PROVIDED DATA
━━━━━━━━━━━━━━━━━━━━━━━━━━━━━━

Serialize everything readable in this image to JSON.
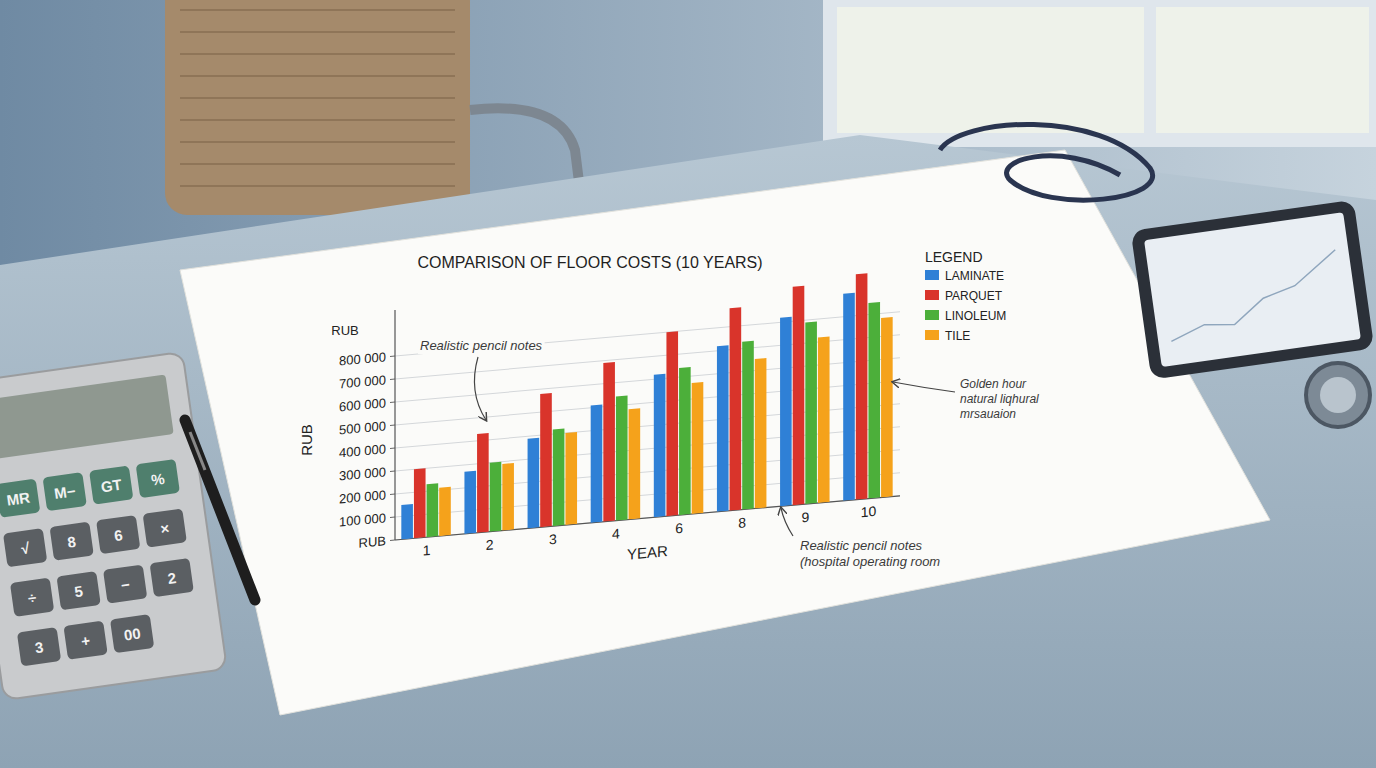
{
  "chart_data": {
    "type": "bar",
    "title": "COMPARISON OF FLOOR COSTS (10 YEARS)",
    "x_label": "YEAR",
    "y_label": "RUB",
    "categories": [
      "1",
      "2",
      "3",
      "4",
      "6",
      "8",
      "9",
      "10"
    ],
    "series": [
      {
        "name": "LAMINATE",
        "color": "#2f80d6",
        "values": [
          150000,
          270000,
          390000,
          510000,
          620000,
          720000,
          820000,
          900000
        ]
      },
      {
        "name": "PARQUET",
        "color": "#d9342b",
        "values": [
          300000,
          430000,
          580000,
          690000,
          800000,
          880000,
          950000,
          980000
        ]
      },
      {
        "name": "LINOLEUM",
        "color": "#4caf3a",
        "values": [
          230000,
          300000,
          420000,
          540000,
          640000,
          730000,
          790000,
          850000
        ]
      },
      {
        "name": "TILE",
        "color": "#f5a21b",
        "values": [
          210000,
          290000,
          400000,
          480000,
          570000,
          650000,
          720000,
          780000
        ]
      }
    ],
    "ylim": [
      0,
      1000000
    ],
    "yticks": [
      {
        "value": 0,
        "label": "RUB"
      },
      {
        "value": 100000,
        "label": "100 000"
      },
      {
        "value": 200000,
        "label": "200 000"
      },
      {
        "value": 300000,
        "label": "300 000"
      },
      {
        "value": 400000,
        "label": "400 000"
      },
      {
        "value": 500000,
        "label": "500 000"
      },
      {
        "value": 600000,
        "label": "600 000"
      },
      {
        "value": 700000,
        "label": "700 000"
      },
      {
        "value": 800000,
        "label": "800 000"
      }
    ],
    "grid": true,
    "legend": "top-right",
    "legend_title": "LEGEND",
    "annotations": [
      [
        "RUB"
      ],
      [
        "Realistic pencil notes"
      ],
      [
        "Golden hour",
        "natural liqhural",
        "mrsauaion"
      ],
      [
        "Realistic pencil notes",
        "(hospital operating room"
      ]
    ]
  },
  "calculator_keys": [
    "MR",
    "M−",
    "GT",
    "%",
    "√",
    "8",
    "6",
    "×",
    "÷",
    "5",
    "−",
    "2",
    "3",
    "+",
    "00"
  ]
}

━━━━━━━━━━━━━━━━━━━━━━━━━━━━━━

GOAL OF THE EXERCISE
Pick each line holding the word "notes" out of the listing.

TASK ANSWER
        "Realistic pencil notes"
        "Realistic pencil notes",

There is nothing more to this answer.